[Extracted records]
- - -

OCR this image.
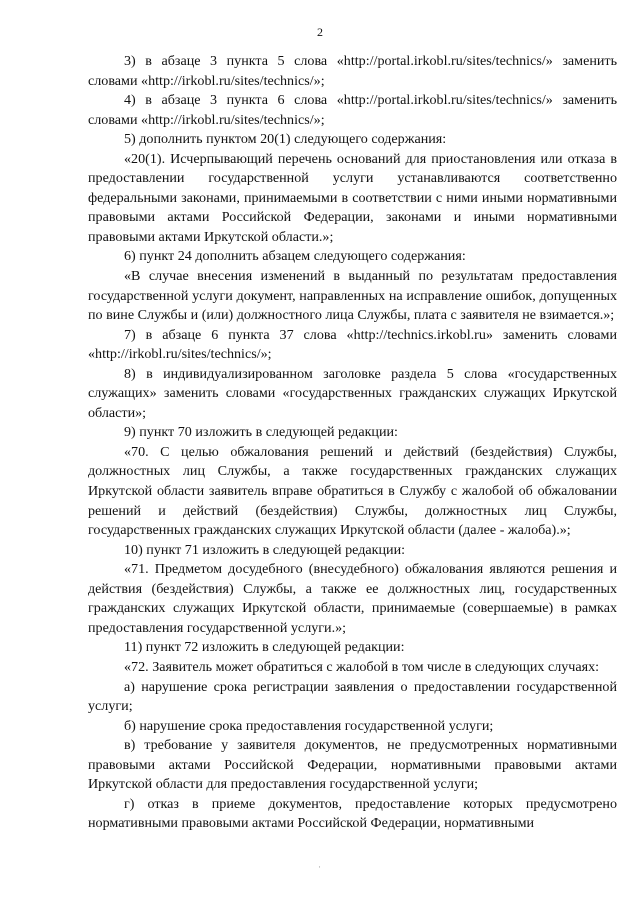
2

3) в абзаце 3 пункта 5 слова «http://portal.irkobl.ru/sites/technics/» заменить словами «http://irkobl.ru/sites/technics/»;

4) в абзаце 3 пункта 6 слова «http://portal.irkobl.ru/sites/technics/» заменить словами «http://irkobl.ru/sites/technics/»;

5) дополнить пунктом 20(1) следующего содержания:

«20(1). Исчерпывающий перечень оснований для приостановления или отказа в предоставлении государственной услуги устанавливаются соответственно федеральными законами, принимаемыми в соответствии с ними иными нормативными правовыми актами Российской Федерации, законами и иными нормативными правовыми актами Иркутской области.»;

6) пункт 24 дополнить абзацем следующего содержания:

«В случае внесения изменений в выданный по результатам предоставления государственной услуги документ, направленных на исправление ошибок, допущенных по вине Службы и (или) должностного лица Службы, плата с заявителя не взимается.»;

7) в абзаце 6 пункта 37 слова «http://technics.irkobl.ru» заменить словами «http://irkobl.ru/sites/technics/»;

8) в индивидуализированном заголовке раздела 5 слова «государственных служащих» заменить словами «государственных гражданских служащих Иркутской области»;

9) пункт 70 изложить в следующей редакции:

«70. С целью обжалования решений и действий (бездействия) Службы, должностных лиц Службы, а также государственных гражданских служащих Иркутской области заявитель вправе обратиться в Службу с жалобой об обжаловании решений и действий (бездействия) Службы, должностных лиц Службы, государственных гражданских служащих Иркутской области (далее - жалоба).»;

10) пункт 71 изложить в следующей редакции:

«71. Предметом досудебного (внесудебного) обжалования являются решения и действия (бездействия) Службы, а также ее должностных лиц, государственных гражданских служащих Иркутской области, принимаемые (совершаемые) в рамках предоставления государственной услуги.»;

11) пункт 72 изложить в следующей редакции:

«72. Заявитель может обратиться с жалобой в том числе в следующих случаях:

а) нарушение срока регистрации заявления о предоставлении государственной услуги;

б) нарушение срока предоставления государственной услуги;

в) требование у заявителя документов, не предусмотренных нормативными правовыми актами Российской Федерации, нормативными правовыми актами Иркутской области для предоставления государственной услуги;

г) отказ в приеме документов, предоставление которых предусмотрено нормативными правовыми актами Российской Федерации, нормативными

·
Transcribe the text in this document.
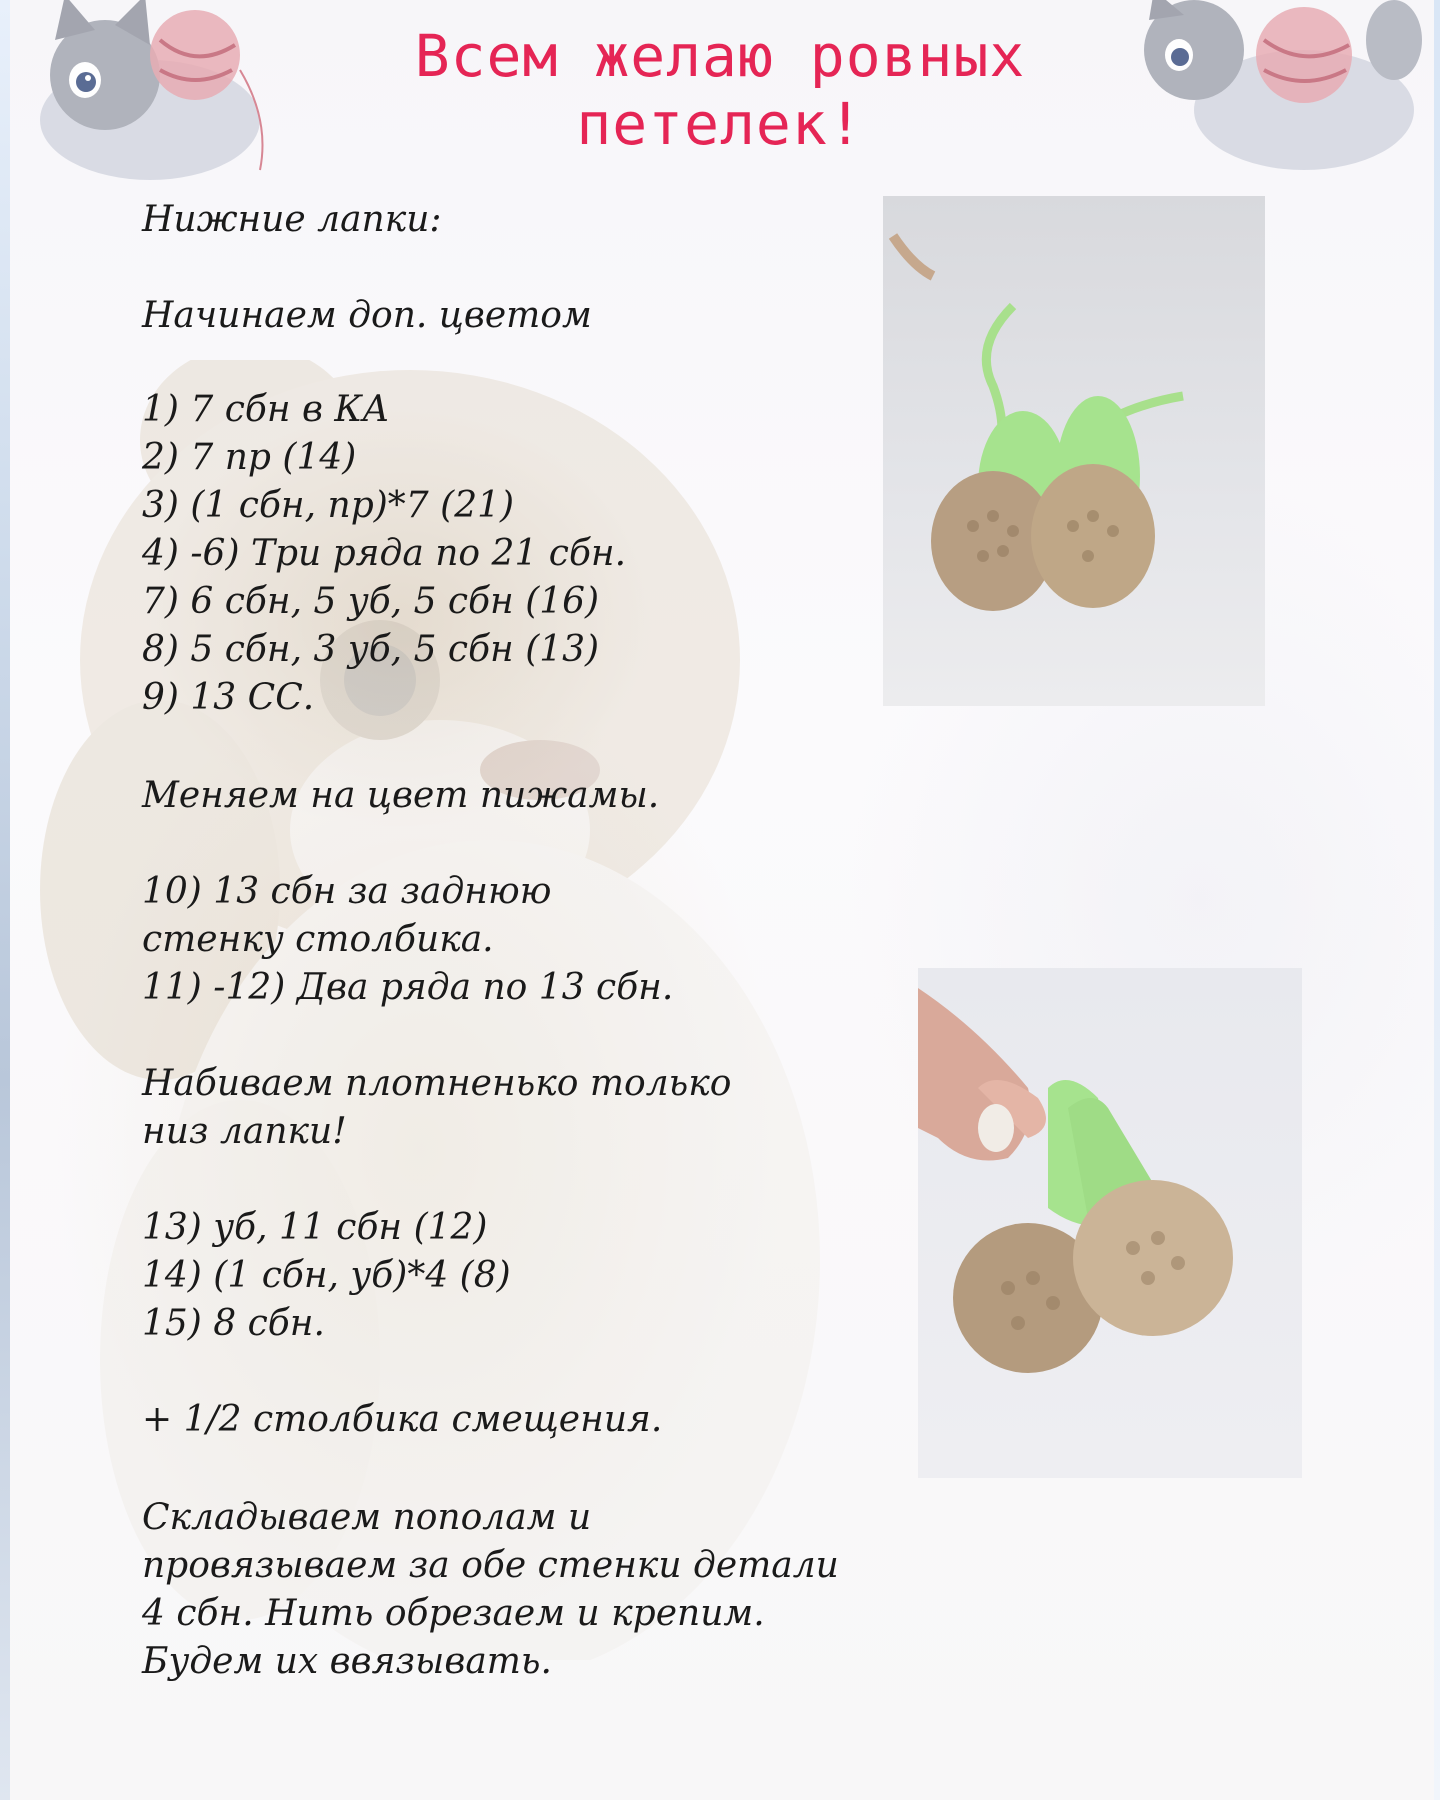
Всем желаю ровных петелек!
Нижние лапки:
Начинаем доп. цветом
1) 7 сбн в КА
2) 7 пр (14)
3) (1 сбн, пр)*7 (21)
4) -6) Три ряда по 21 сбн.
7) 6 сбн, 5 уб, 5 сбн (16)
8) 5 сбн, 3 уб, 5 сбн (13)
9) 13 СС.
Меняем на цвет пижамы.
10) 13 сбн за заднюю стенку столбика.
11) -12) Два ряда по 13 сбн.
Набиваем плотненько только низ лапки!
13) уб, 11 сбн (12)
14) (1 сбн, уб)*4 (8)
15) 8 сбн.
+ 1/2 столбика смещения.
Складываем пополам и провязываем за обе стенки детали 4 сбн. Нить обрезаем и крепим. Будем их ввязывать.
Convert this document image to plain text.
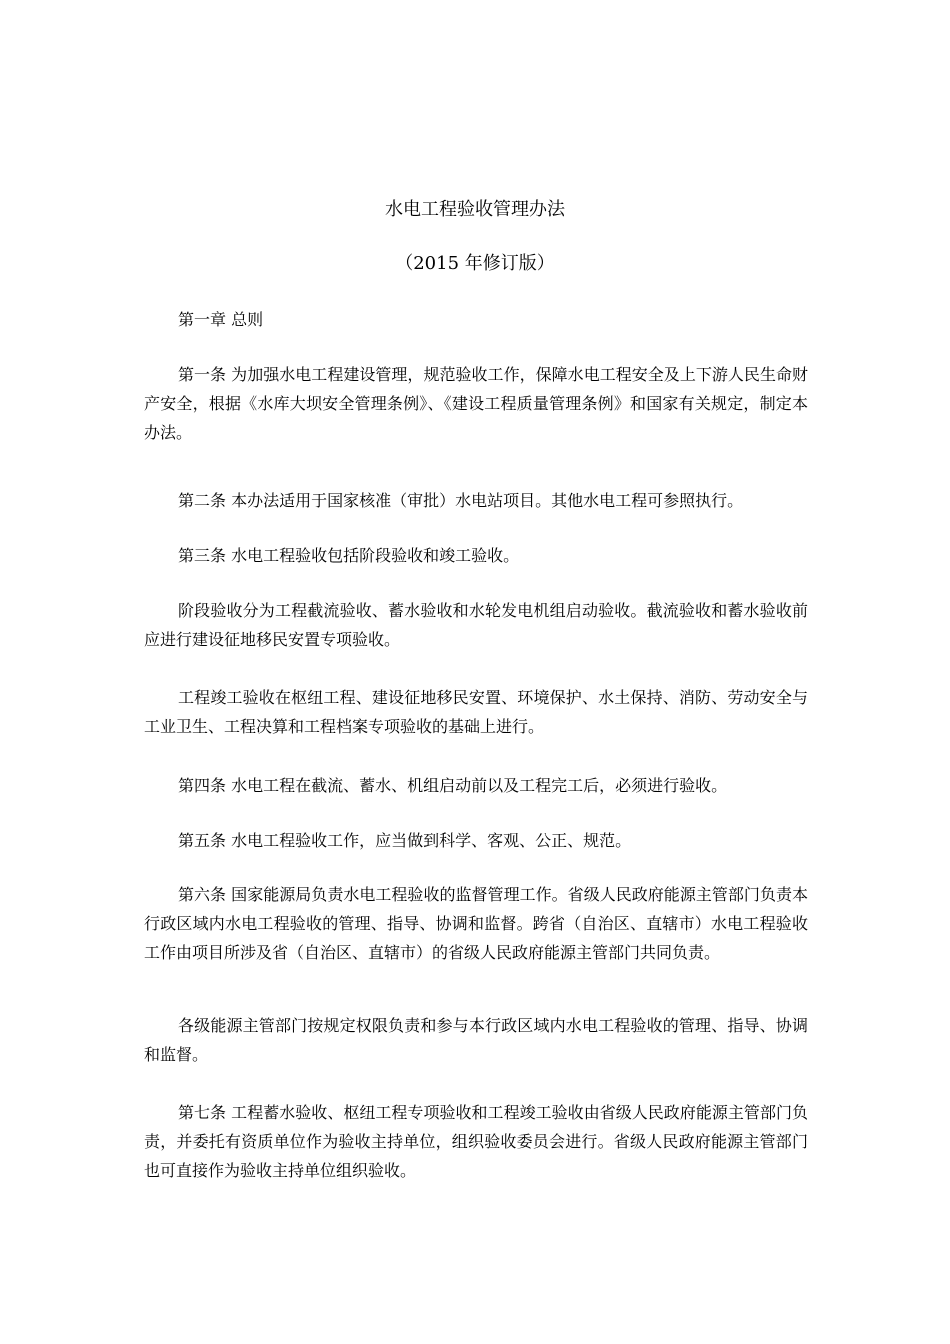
水电工程验收管理办法
（2015 年修订版）

第一章 总则

第一条 为加强水电工程建设管理，规范验收工作，保障水电工程安全及上下游人民生命财产安全，根据《水库大坝安全管理条例》、《建设工程质量管理条例》和国家有关规定，制定本办法。

第二条 本办法适用于国家核准（审批）水电站项目。其他水电工程可参照执行。

第三条 水电工程验收包括阶段验收和竣工验收。

阶段验收分为工程截流验收、蓄水验收和水轮发电机组启动验收。截流验收和蓄水验收前应进行建设征地移民安置专项验收。

工程竣工验收在枢纽工程、建设征地移民安置、环境保护、水土保持、消防、劳动安全与工业卫生、工程决算和工程档案专项验收的基础上进行。

第四条 水电工程在截流、蓄水、机组启动前以及工程完工后，必须进行验收。

第五条 水电工程验收工作，应当做到科学、客观、公正、规范。

第六条 国家能源局负责水电工程验收的监督管理工作。省级人民政府能源主管部门负责本行政区域内水电工程验收的管理、指导、协调和监督。跨省（自治区、直辖市）水电工程验收工作由项目所涉及省（自治区、直辖市）的省级人民政府能源主管部门共同负责。

各级能源主管部门按规定权限负责和参与本行政区域内水电工程验收的管理、指导、协调和监督。

第七条 工程蓄水验收、枢纽工程专项验收和工程竣工验收由省级人民政府能源主管部门负责，并委托有资质单位作为验收主持单位，组织验收委员会进行。省级人民政府能源主管部门也可直接作为验收主持单位组织验收。
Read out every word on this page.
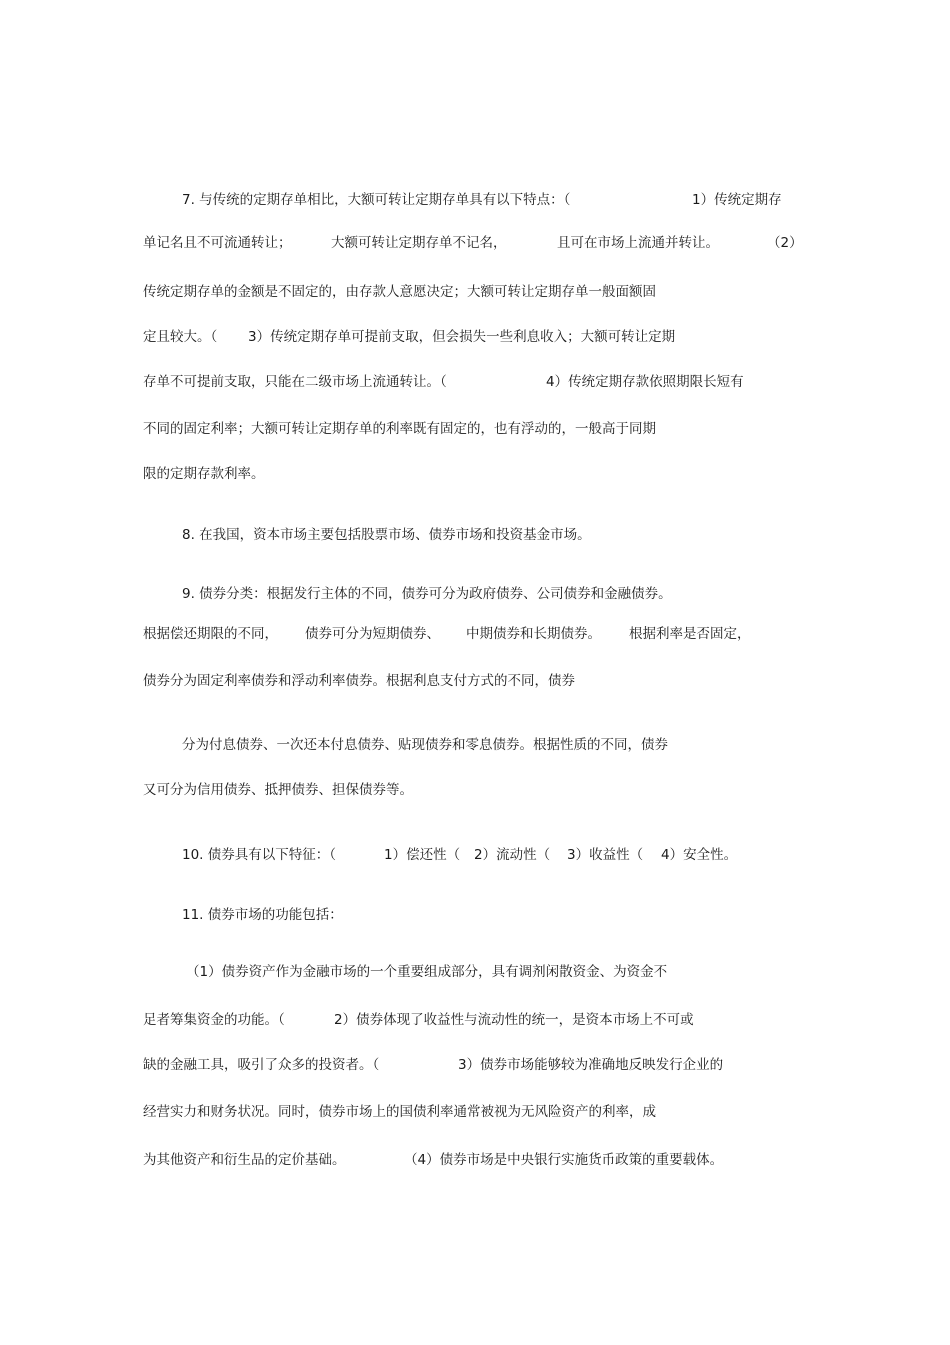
7. 与传统的定期存单相比，大额可转让定期存单具有以下特点：（	1）传统定期存

单记名且不可流通转让；	大额可转让定期存单不记名，	且可在市场上流通并转让。	（2）

传统定期存单的金额是不固定的，由存款人意愿决定；大额可转让定期存单一般面额固

定且较大。（ 3）传统定期存单可提前支取，但会损失一些利息收入；大额可转让定期

存单不可提前支取，只能在二级市场上流通转让。（	4）传统定期存款依照期限长短有

不同的固定利率；大额可转让定期存单的利率既有固定的，也有浮动的，一般高于同期

限的定期存款利率。

8. 在我国，资本市场主要包括股票市场、债券市场和投资基金市场。

9. 债券分类：根据发行主体的不同，债券可分为政府债券、公司债券和金融债券。

根据偿还期限的不同， 债券可分为短期债券、 中期债券和长期债券。 根据利率是否固定，

债券分为固定利率债券和浮动利率债券。根据利息支付方式的不同，债券

分为付息债券、一次还本付息债券、贴现债券和零息债券。根据性质的不同，债券

又可分为信用债券、抵押债券、担保债券等。

10. 债券具有以下特征：（	1）偿还性（ 2）流动性（ 3）收益性（ 4）安全性。

11. 债券市场的功能包括：

（1）债券资产作为金融市场的一个重要组成部分，具有调剂闲散资金、为资金不

足者筹集资金的功能。（	2）债券体现了收益性与流动性的统一，是资本市场上不可或

缺的金融工具，吸引了众多的投资者。（	3）债券市场能够较为准确地反映发行企业的

经营实力和财务状况。同时，债券市场上的国债利率通常被视为无风险资产的利率，成

为其他资产和衍生品的定价基础。	（4）债券市场是中央银行实施货币政策的重要载体。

- - -

[Problem statement] Write every record out again exactly; no pictures belong in the copy.

[Solution for this task]
OCR this image.
2

3) в абзаце 3 пункта 5 слова «http://portal.irkobl.ru/sites/technics/» заменить словами «http://irkobl.ru/sites/technics/»;

4) в абзаце 3 пункта 6 слова «http://portal.irkobl.ru/sites/technics/» заменить словами «http://irkobl.ru/sites/technics/»;

5) дополнить пунктом 20(1) следующего содержания:

«20(1). Исчерпывающий перечень оснований для приостановления или отказа в предоставлении государственной услуги устанавливаются соответственно федеральными законами, принимаемыми в соответствии с ними иными нормативными правовыми актами Российской Федерации, законами и иными нормативными правовыми актами Иркутской области.»;

6) пункт 24 дополнить абзацем следующего содержания:

«В случае внесения изменений в выданный по результатам предоставления государственной услуги документ, направленных на исправление ошибок, допущенных по вине Службы и (или) должностного лица Службы, плата с заявителя не взимается.»;

7) в абзаце 6 пункта 37 слова «http://technics.irkobl.ru» заменить словами «http://irkobl.ru/sites/technics/»;

8) в индивидуализированном заголовке раздела 5 слова «государственных служащих» заменить словами «государственных гражданских служащих Иркутской области»;

9) пункт 70 изложить в следующей редакции:

«70. С целью обжалования решений и действий (бездействия) Службы, должностных лиц Службы, а также государственных гражданских служащих Иркутской области заявитель вправе обратиться в Службу с жалобой об обжаловании решений и действий (бездействия) Службы, должностных лиц Службы, государственных гражданских служащих Иркутской области (далее - жалоба).»;

10) пункт 71 изложить в следующей редакции:

«71. Предметом досудебного (внесудебного) обжалования являются решения и действия (бездействия) Службы, а также ее должностных лиц, государственных гражданских служащих Иркутской области, принимаемые (совершаемые) в рамках предоставления государственной услуги.»;

11) пункт 72 изложить в следующей редакции:

«72. Заявитель может обратиться с жалобой в том числе в следующих случаях:

а) нарушение срока регистрации заявления о предоставлении государственной услуги;

б) нарушение срока предоставления государственной услуги;

в) требование у заявителя документов, не предусмотренных нормативными правовыми актами Российской Федерации, нормативными правовыми актами Иркутской области для предоставления государственной услуги;

г) отказ в приеме документов, предоставление которых предусмотрено нормативными правовыми актами Российской Федерации, нормативными

·
Transcribe the text in this document.
Всем желаю ровных петелек!
Нижние лапки:
Начинаем доп. цветом
1) 7 сбн в КА
2) 7 пр (14)
3) (1 сбн, пр)*7 (21)
4) -6) Три ряда по 21 сбн.
7) 6 сбн, 5 уб, 5 сбн (16)
8) 5 сбн, 3 уб, 5 сбн (13)
9) 13 СС.
Меняем на цвет пижамы.
10) 13 сбн за заднюю стенку столбика.
11) -12) Два ряда по 13 сбн.
Набиваем плотненько только низ лапки!
13) уб, 11 сбн (12)
14) (1 сбн, уб)*4 (8)
15) 8 сбн.
+ 1/2 столбика смещения.
Складываем пополам и провязываем за обе стенки детали 4 сбн. Нить обрезаем и крепим. Будем их ввязывать.
Convert this document image to plain text.
水电工程验收管理办法
（2015 年修订版）

第一章 总则

第一条 为加强水电工程建设管理，规范验收工作，保障水电工程安全及上下游人民生命财产安全，根据《水库大坝安全管理条例》、《建设工程质量管理条例》和国家有关规定，制定本办法。

第二条 本办法适用于国家核准（审批）水电站项目。其他水电工程可参照执行。

第三条 水电工程验收包括阶段验收和竣工验收。

阶段验收分为工程截流验收、蓄水验收和水轮发电机组启动验收。截流验收和蓄水验收前应进行建设征地移民安置专项验收。

工程竣工验收在枢纽工程、建设征地移民安置、环境保护、水土保持、消防、劳动安全与工业卫生、工程决算和工程档案专项验收的基础上进行。

第四条 水电工程在截流、蓄水、机组启动前以及工程完工后，必须进行验收。

第五条 水电工程验收工作，应当做到科学、客观、公正、规范。

第六条 国家能源局负责水电工程验收的监督管理工作。省级人民政府能源主管部门负责本行政区域内水电工程验收的管理、指导、协调和监督。跨省（自治区、直辖市）水电工程验收工作由项目所涉及省（自治区、直辖市）的省级人民政府能源主管部门共同负责。

各级能源主管部门按规定权限负责和参与本行政区域内水电工程验收的管理、指导、协调和监督。

第七条 工程蓄水验收、枢纽工程专项验收和工程竣工验收由省级人民政府能源主管部门负责，并委托有资质单位作为验收主持单位，组织验收委员会进行。省级人民政府能源主管部门也可直接作为验收主持单位组织验收。
Read out every word on this page.
7. 与传统的定期存单相比，大额可转让定期存单具有以下特点：（	1）传统定期存

单记名且不可流通转让；	大额可转让定期存单不记名，	且可在市场上流通并转让。	（2）

传统定期存单的金额是不固定的，由存款人意愿决定；大额可转让定期存单一般面额固

定且较大。（ 3）传统定期存单可提前支取，但会损失一些利息收入；大额可转让定期

存单不可提前支取，只能在二级市场上流通转让。（	4）传统定期存款依照期限长短有

不同的固定利率；大额可转让定期存单的利率既有固定的，也有浮动的，一般高于同期

限的定期存款利率。

8. 在我国，资本市场主要包括股票市场、债券市场和投资基金市场。

9. 债券分类：根据发行主体的不同，债券可分为政府债券、公司债券和金融债券。

根据偿还期限的不同， 债券可分为短期债券、 中期债券和长期债券。 根据利率是否固定，

债券分为固定利率债券和浮动利率债券。根据利息支付方式的不同，债券

分为付息债券、一次还本付息债券、贴现债券和零息债券。根据性质的不同，债券

又可分为信用债券、抵押债券、担保债券等。

10. 债券具有以下特征：（	1）偿还性（ 2）流动性（ 3）收益性（ 4）安全性。

11. 债券市场的功能包括：

（1）债券资产作为金融市场的一个重要组成部分，具有调剂闲散资金、为资金不

足者筹集资金的功能。（	2）债券体现了收益性与流动性的统一，是资本市场上不可或

缺的金融工具，吸引了众多的投资者。（	3）债券市场能够较为准确地反映发行企业的

经营实力和财务状况。同时，债券市场上的国债利率通常被视为无风险资产的利率，成

为其他资产和衍生品的定价基础。	（4）债券市场是中央银行实施货币政策的重要载体。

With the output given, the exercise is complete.